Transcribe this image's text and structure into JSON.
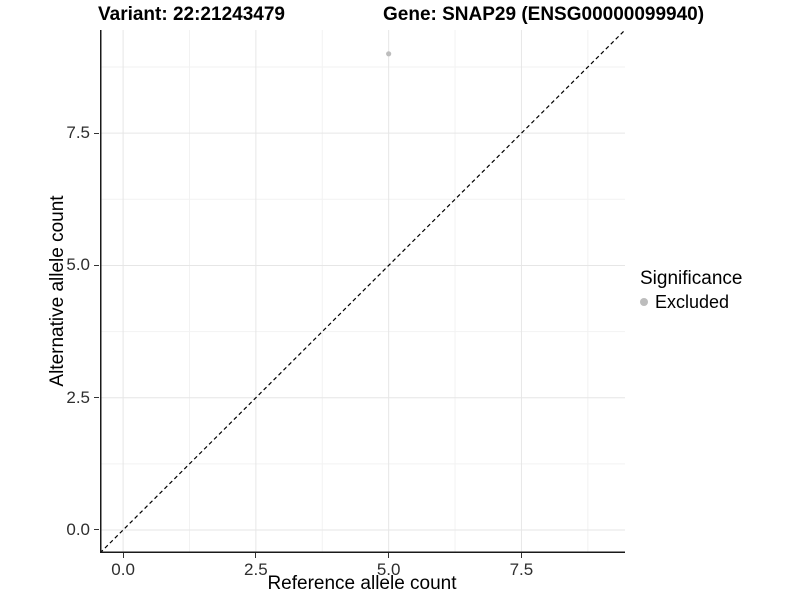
{
  "page": {
    "background": "#ffffff"
  },
  "chart_data": {
    "type": "scatter",
    "title_left": "Variant: 22:21243479",
    "title_right": "Gene: SNAP29 (ENSG00000099940)",
    "xlabel": "Reference allele count",
    "ylabel": "Alternative allele count",
    "xlim": [
      -0.435,
      9.45
    ],
    "ylim": [
      -0.435,
      9.45
    ],
    "x_ticks": {
      "values": [
        0,
        2.5,
        5,
        7.5
      ],
      "labels": [
        "0.0",
        "2.5",
        "5.0",
        "7.5"
      ]
    },
    "y_ticks": {
      "values": [
        0,
        2.5,
        5,
        7.5
      ],
      "labels": [
        "0.0",
        "2.5",
        "5.0",
        "7.5"
      ]
    },
    "x_minor": [
      1.25,
      3.75,
      6.25,
      8.75
    ],
    "y_minor": [
      1.25,
      3.75,
      6.25,
      8.75
    ],
    "grid": true,
    "legend_position": "right",
    "reference_line": {
      "slope": 1,
      "intercept": 0,
      "style": "dashed",
      "color": "#000000"
    },
    "series": [
      {
        "name": "Excluded",
        "color": "#bdbdbd",
        "point_radius": 2.6,
        "points": [
          [
            5,
            9
          ]
        ]
      }
    ],
    "legend": {
      "title": "Significance",
      "entries": [
        {
          "label": "Excluded",
          "color": "#bdbdbd"
        }
      ]
    },
    "colors": {
      "background": "#ffffff",
      "grid_major": "#e6e6e6",
      "grid_minor": "#f2f2f2",
      "axis_line": "#1a1a1a",
      "tick_mark": "#333333",
      "tick_label": "#2e2e2e",
      "point": "#bdbdbd"
    }
  }
}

* **What the exercise asks**:
Reproduce each line word for word and drop the pictures.

* **Final answer**:
Transcribe this image's text and structure into JSON.
{
  "page": {
    "background": "#ffffff"
  },
  "chart_data": {
    "type": "scatter",
    "title_left": "Variant: 22:21243479",
    "title_right": "Gene: SNAP29 (ENSG00000099940)",
    "xlabel": "Reference allele count",
    "ylabel": "Alternative allele count",
    "xlim": [
      -0.435,
      9.45
    ],
    "ylim": [
      -0.435,
      9.45
    ],
    "x_ticks": {
      "values": [
        0,
        2.5,
        5,
        7.5
      ],
      "labels": [
        "0.0",
        "2.5",
        "5.0",
        "7.5"
      ]
    },
    "y_ticks": {
      "values": [
        0,
        2.5,
        5,
        7.5
      ],
      "labels": [
        "0.0",
        "2.5",
        "5.0",
        "7.5"
      ]
    },
    "x_minor": [
      1.25,
      3.75,
      6.25,
      8.75
    ],
    "y_minor": [
      1.25,
      3.75,
      6.25,
      8.75
    ],
    "grid": true,
    "legend_position": "right",
    "reference_line": {
      "slope": 1,
      "intercept": 0,
      "style": "dashed",
      "color": "#000000"
    },
    "series": [
      {
        "name": "Excluded",
        "color": "#bdbdbd",
        "point_radius": 2.6,
        "points": [
          [
            5,
            9
          ]
        ]
      }
    ],
    "legend": {
      "title": "Significance",
      "entries": [
        {
          "label": "Excluded",
          "color": "#bdbdbd"
        }
      ]
    },
    "colors": {
      "background": "#ffffff",
      "grid_major": "#e6e6e6",
      "grid_minor": "#f2f2f2",
      "axis_line": "#1a1a1a",
      "tick_mark": "#333333",
      "tick_label": "#2e2e2e",
      "point": "#bdbdbd"
    }
  }
}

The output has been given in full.